§ Your goal
From the entries below, copy every line holding the word "上海拜骋".

+++++

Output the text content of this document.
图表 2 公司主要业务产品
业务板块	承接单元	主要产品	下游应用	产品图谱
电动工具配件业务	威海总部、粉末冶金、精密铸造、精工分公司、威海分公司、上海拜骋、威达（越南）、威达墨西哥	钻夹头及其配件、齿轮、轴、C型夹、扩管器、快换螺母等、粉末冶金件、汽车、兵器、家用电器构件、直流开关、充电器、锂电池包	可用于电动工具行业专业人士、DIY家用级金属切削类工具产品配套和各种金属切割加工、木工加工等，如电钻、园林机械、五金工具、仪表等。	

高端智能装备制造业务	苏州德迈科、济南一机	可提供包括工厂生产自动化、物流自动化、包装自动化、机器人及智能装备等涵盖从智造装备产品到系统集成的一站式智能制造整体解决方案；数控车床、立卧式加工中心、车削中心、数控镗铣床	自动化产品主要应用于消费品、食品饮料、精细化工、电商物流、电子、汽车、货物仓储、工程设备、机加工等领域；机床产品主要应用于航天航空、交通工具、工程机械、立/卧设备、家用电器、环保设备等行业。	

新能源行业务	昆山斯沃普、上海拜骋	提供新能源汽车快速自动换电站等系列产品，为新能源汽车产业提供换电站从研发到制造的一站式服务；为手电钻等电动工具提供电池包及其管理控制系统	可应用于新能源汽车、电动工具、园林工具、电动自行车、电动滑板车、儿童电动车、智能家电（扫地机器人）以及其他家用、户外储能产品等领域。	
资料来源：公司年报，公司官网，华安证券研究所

+++++

§ Answer
电动工具配件业务	威海总部、粉末冶金、精密铸造、精工分公司、威海分公司、上海拜骋、威达（越南）、威达墨西哥	钻夹头及其配件、齿轮、轴、C型夹、扩管器、快换螺母等、粉末冶金件、汽车、兵器、家用电器构件、直流开关、充电器、锂电池包	可用于电动工具行业专业人士、DIY家用级金属切削类工具产品配套和各种金属切割加工、木工加工等，如电钻、园林机械、五金工具、仪表等。	
新能源行业务	昆山斯沃普、上海拜骋	提供新能源汽车快速自动换电站等系列产品，为新能源汽车产业提供换电站从研发到制造的一站式服务；为手电钻等电动工具提供电池包及其管理控制系统	可应用于新能源汽车、电动工具、园林工具、电动自行车、电动滑板车、儿童电动车、智能家电（扫地机器人）以及其他家用、户外储能产品等领域。	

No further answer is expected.